[Source data]

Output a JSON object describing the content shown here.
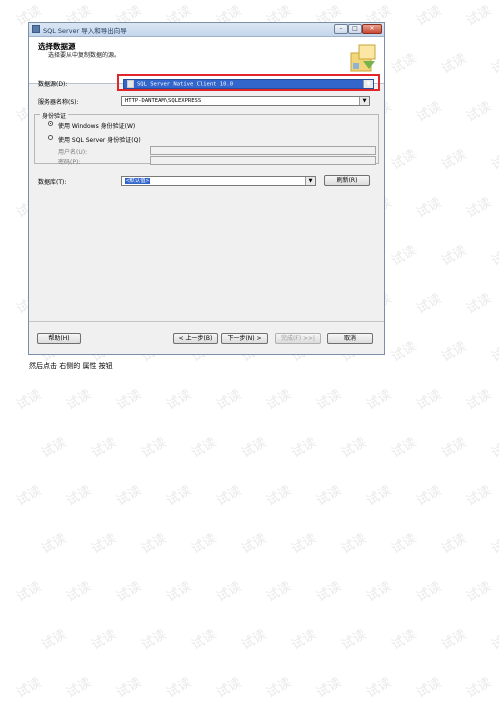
{
  "window": {
    "title": "SQL Server 导入和导出向导",
    "controls": {
      "minimize": "–",
      "maximize": "□",
      "close": "✕"
    }
  },
  "header": {
    "title": "选择数据源",
    "subtitle": "选择要从中复制数据的源。"
  },
  "form": {
    "datasource_label": "数据源(D):",
    "datasource_value": "SQL Server Native Client 10.0",
    "server_label": "服务器名称(S):",
    "server_value": "HTTP-DANTEAM\\SQLEXPRESS",
    "auth_legend": "身份验证",
    "auth_windows": "使用 Windows 身份验证(W)",
    "auth_sql": "使用 SQL Server 身份验证(Q)",
    "auth_selected": "windows",
    "username_label": "用户名(U):",
    "password_label": "密码(P):",
    "database_label": "数据库(T):",
    "database_value": "<默认值>",
    "refresh_button": "刷新(R)"
  },
  "footer": {
    "help_button": "帮助(H)",
    "back_button": "< 上一步(B)",
    "next_button": "下一步(N) >",
    "finish_button": "完成(F) >>|",
    "cancel_button": "取消"
  },
  "caption": "然后点击 右侧的 属性 按钮",
  "watermark": "试读",
  "colors": {
    "highlight_border": "#e0262a",
    "selection": "#3366cc"
  }
}
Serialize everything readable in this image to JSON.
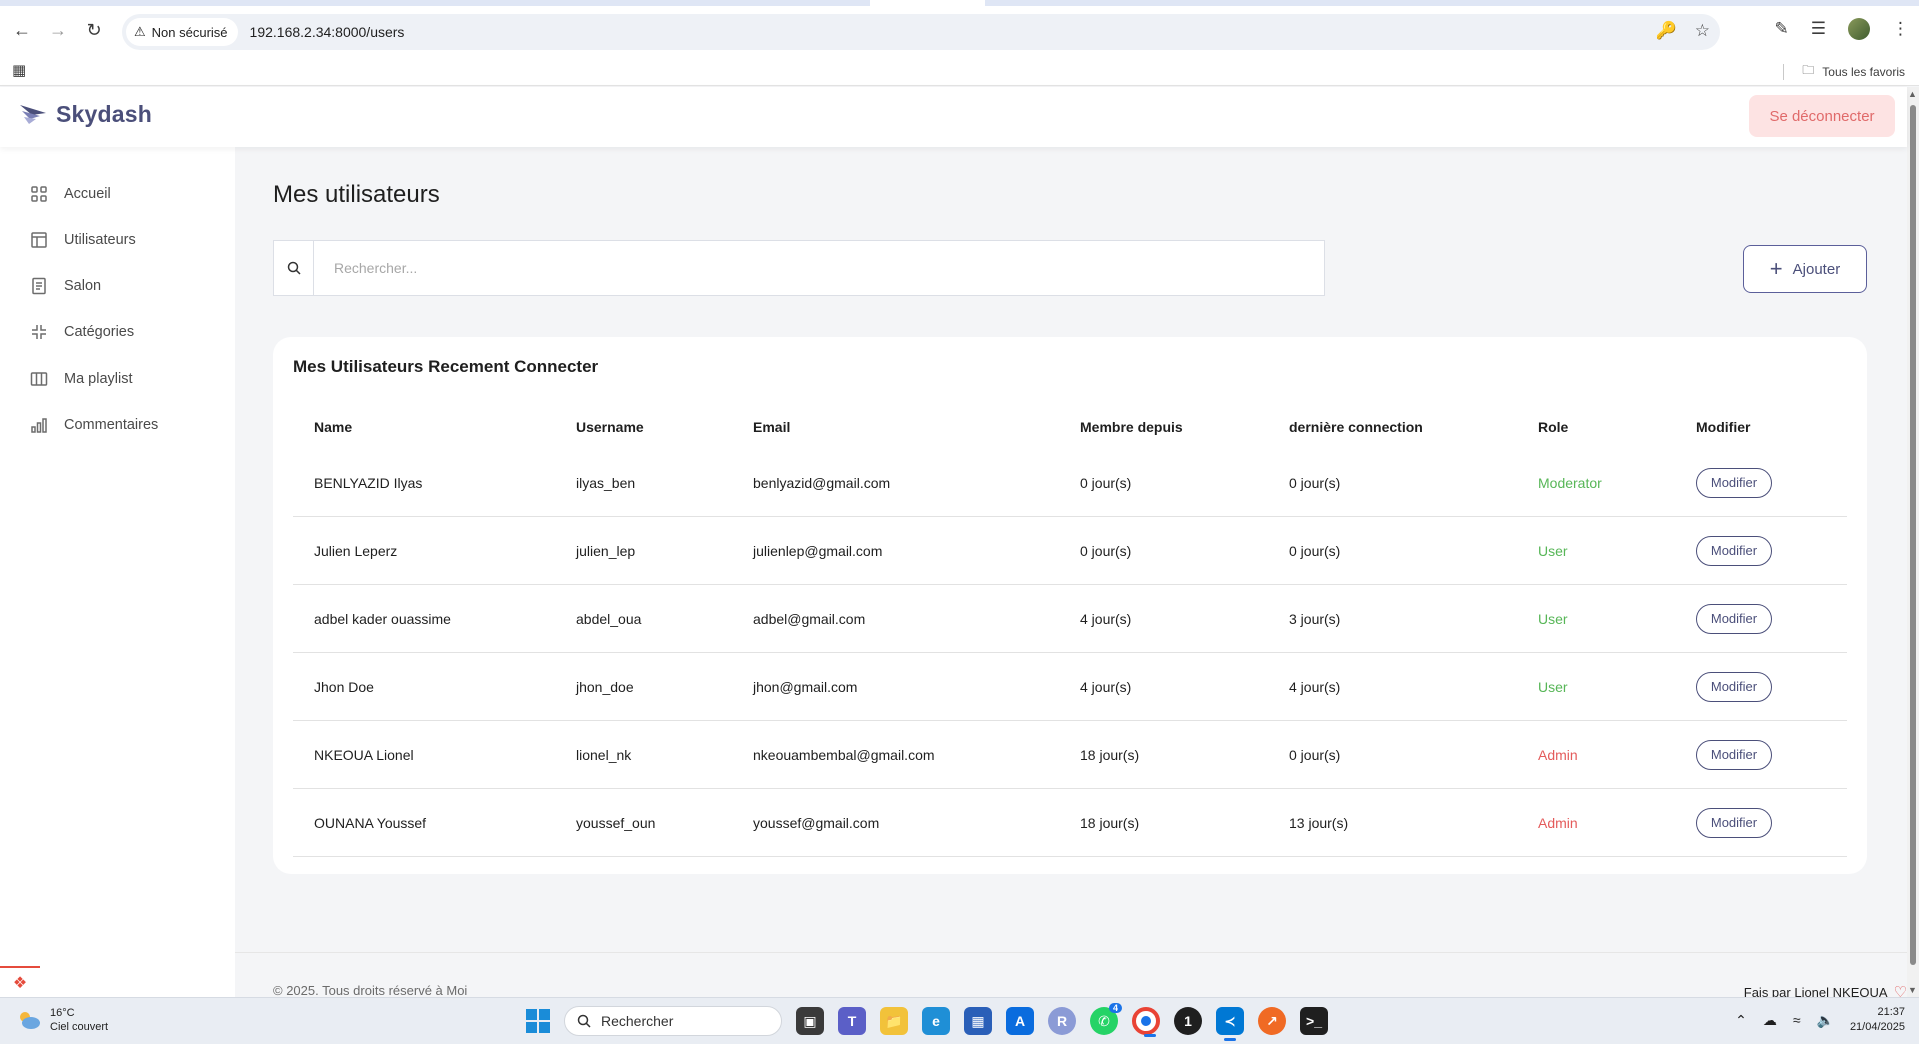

Direction
Examine the data above and state how many of its lines contain the word "JSON", with no further remarks.

Solution to the exercise
2